SOURCE DATA -

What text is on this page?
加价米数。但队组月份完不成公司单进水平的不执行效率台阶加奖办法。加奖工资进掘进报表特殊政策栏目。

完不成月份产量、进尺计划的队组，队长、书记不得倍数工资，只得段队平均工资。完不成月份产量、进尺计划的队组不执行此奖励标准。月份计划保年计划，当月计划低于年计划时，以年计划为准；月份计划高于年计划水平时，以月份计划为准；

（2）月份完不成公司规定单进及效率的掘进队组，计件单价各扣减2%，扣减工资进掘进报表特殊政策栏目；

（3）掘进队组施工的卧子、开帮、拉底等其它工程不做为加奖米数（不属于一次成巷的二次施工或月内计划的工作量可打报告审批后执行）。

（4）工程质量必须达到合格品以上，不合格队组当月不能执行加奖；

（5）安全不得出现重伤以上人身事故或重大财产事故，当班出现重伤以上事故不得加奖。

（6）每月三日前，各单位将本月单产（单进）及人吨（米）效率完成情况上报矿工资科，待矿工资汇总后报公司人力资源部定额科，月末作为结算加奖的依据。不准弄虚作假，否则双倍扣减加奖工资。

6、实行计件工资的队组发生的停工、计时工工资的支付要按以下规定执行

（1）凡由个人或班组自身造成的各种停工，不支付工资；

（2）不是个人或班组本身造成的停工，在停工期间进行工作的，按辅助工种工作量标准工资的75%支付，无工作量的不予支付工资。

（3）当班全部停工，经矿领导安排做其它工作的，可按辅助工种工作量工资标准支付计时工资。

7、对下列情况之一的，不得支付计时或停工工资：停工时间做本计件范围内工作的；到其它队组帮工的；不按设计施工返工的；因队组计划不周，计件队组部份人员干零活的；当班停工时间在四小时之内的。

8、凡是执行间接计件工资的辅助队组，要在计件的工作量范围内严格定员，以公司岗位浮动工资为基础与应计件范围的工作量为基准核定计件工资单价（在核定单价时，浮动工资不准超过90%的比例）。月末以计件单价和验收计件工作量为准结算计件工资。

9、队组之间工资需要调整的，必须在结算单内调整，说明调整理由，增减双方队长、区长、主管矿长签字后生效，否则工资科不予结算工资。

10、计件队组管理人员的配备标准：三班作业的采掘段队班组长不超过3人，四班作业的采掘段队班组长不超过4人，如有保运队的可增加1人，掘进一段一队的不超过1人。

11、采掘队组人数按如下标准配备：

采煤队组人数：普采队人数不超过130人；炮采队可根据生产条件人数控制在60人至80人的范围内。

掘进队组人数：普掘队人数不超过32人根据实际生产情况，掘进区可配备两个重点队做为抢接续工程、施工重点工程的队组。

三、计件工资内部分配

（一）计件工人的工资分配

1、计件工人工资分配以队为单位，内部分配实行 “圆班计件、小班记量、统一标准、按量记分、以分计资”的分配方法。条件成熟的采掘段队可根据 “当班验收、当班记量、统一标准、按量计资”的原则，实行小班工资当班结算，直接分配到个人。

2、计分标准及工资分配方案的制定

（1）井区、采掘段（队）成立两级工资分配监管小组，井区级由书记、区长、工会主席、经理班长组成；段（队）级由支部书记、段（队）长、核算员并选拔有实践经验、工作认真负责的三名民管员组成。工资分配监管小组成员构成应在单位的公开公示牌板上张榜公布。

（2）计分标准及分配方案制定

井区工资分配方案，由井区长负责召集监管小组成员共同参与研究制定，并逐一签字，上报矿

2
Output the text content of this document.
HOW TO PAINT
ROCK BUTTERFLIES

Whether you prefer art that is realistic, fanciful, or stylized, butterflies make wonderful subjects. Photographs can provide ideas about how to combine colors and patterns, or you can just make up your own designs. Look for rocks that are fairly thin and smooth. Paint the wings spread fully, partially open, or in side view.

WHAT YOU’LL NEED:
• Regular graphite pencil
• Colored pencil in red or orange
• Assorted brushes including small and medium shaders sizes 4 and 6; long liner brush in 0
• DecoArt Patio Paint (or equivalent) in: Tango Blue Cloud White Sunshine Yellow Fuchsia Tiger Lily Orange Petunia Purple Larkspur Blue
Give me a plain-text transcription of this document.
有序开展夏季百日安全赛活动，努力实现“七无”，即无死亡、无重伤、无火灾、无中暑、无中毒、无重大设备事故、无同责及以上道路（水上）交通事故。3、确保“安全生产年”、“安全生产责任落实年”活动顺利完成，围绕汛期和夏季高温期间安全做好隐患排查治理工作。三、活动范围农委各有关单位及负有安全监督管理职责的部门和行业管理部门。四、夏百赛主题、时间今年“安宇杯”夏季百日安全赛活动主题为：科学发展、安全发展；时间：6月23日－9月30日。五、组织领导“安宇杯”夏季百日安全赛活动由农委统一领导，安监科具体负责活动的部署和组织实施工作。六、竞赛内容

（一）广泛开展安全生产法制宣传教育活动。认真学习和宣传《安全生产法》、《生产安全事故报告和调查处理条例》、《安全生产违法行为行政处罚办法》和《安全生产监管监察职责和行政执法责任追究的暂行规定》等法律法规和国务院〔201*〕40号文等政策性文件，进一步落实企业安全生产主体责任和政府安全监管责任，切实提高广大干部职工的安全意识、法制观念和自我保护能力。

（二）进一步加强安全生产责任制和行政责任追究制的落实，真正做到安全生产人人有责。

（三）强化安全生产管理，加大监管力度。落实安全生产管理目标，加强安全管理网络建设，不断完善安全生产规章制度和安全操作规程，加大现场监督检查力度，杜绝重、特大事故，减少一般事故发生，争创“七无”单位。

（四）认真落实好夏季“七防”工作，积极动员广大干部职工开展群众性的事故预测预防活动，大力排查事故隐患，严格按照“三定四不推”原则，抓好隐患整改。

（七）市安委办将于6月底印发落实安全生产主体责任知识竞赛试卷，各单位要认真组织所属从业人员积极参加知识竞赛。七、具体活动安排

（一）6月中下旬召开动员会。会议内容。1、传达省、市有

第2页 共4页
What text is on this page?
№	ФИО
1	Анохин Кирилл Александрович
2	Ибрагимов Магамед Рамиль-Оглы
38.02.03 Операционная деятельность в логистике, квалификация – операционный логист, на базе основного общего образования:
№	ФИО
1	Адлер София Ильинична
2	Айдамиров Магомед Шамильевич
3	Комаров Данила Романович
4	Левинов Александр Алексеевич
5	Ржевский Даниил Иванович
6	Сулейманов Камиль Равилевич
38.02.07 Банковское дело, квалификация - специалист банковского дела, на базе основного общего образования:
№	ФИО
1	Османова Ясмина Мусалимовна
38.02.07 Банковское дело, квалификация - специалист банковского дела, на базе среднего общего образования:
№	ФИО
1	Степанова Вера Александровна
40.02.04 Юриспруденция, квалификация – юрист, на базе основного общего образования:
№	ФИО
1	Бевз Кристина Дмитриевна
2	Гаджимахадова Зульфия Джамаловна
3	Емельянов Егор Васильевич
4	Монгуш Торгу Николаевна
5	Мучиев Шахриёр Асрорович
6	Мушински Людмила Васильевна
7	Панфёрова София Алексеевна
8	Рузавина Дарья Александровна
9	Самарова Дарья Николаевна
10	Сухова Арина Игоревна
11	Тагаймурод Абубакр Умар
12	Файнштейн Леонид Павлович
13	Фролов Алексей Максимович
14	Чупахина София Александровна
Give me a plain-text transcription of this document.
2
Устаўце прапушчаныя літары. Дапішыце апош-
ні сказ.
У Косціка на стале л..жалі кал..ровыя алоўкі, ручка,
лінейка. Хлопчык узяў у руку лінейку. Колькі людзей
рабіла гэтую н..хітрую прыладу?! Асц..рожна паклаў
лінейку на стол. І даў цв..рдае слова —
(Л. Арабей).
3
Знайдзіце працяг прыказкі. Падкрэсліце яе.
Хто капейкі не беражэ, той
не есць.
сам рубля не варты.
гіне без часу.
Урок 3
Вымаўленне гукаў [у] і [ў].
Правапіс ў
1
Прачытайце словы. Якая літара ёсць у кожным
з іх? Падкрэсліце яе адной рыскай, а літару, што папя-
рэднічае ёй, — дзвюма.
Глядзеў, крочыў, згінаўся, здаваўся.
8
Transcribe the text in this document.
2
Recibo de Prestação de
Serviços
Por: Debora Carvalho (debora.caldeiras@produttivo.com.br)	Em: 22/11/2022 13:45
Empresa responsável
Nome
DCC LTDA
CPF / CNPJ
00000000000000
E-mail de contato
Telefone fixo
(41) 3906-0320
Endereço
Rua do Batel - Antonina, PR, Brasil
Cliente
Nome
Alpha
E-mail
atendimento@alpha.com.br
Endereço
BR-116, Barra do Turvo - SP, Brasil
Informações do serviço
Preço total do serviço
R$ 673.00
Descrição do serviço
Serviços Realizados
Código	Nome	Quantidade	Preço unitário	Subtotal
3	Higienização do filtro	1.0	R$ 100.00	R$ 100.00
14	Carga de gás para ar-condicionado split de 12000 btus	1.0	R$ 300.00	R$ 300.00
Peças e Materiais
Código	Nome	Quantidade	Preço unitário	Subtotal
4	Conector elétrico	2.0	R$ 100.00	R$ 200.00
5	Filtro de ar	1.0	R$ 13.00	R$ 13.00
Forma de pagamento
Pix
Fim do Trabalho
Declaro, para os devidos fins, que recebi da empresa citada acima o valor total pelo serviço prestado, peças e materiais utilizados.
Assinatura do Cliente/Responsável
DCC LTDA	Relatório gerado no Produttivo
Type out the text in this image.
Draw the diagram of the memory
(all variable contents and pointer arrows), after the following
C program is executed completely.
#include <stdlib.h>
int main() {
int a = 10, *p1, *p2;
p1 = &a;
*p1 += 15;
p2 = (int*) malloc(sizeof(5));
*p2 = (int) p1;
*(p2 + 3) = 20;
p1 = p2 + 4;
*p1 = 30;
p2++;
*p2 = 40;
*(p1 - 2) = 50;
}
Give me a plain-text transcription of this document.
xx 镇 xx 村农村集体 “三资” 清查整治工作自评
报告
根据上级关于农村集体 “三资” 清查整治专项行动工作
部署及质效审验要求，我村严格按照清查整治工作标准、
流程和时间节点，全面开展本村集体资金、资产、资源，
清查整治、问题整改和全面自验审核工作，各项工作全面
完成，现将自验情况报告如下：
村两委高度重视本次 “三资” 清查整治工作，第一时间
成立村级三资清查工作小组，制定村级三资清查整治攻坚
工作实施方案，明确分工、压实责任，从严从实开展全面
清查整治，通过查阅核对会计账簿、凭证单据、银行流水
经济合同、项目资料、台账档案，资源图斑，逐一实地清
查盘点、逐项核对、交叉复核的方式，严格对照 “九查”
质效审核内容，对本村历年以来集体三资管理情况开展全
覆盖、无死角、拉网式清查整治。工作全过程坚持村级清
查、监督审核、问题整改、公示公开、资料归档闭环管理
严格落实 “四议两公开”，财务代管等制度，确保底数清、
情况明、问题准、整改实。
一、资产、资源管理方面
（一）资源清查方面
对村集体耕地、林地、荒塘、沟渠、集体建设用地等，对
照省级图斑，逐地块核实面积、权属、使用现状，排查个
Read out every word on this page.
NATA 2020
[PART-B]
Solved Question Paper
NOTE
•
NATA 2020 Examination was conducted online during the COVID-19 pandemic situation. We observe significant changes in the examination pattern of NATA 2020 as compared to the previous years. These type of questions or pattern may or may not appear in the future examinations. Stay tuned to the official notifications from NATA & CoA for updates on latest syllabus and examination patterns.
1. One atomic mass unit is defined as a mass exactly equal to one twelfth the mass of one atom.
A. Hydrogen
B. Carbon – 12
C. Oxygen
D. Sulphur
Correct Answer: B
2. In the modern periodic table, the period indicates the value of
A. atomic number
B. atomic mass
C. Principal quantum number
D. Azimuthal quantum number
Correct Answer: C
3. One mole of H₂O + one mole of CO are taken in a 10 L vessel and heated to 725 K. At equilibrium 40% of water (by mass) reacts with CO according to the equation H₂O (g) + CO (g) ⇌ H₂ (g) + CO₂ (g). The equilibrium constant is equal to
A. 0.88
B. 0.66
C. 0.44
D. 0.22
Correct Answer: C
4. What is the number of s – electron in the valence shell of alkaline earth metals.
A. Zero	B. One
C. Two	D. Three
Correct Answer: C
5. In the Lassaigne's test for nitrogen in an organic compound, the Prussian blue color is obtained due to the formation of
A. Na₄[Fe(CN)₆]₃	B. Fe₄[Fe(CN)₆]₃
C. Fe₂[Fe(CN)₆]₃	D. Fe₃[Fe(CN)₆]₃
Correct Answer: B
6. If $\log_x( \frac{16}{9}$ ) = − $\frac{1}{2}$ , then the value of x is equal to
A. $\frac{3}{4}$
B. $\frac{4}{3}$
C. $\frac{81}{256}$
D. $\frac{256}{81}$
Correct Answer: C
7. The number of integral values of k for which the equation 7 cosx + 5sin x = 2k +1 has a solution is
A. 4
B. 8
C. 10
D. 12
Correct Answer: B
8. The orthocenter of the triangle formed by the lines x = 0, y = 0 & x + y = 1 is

WORK INSTRUCTIONS - In the material above, tally every line with the string "mass" in it, then give that number alone.

EXERCISE OUTPUT - 3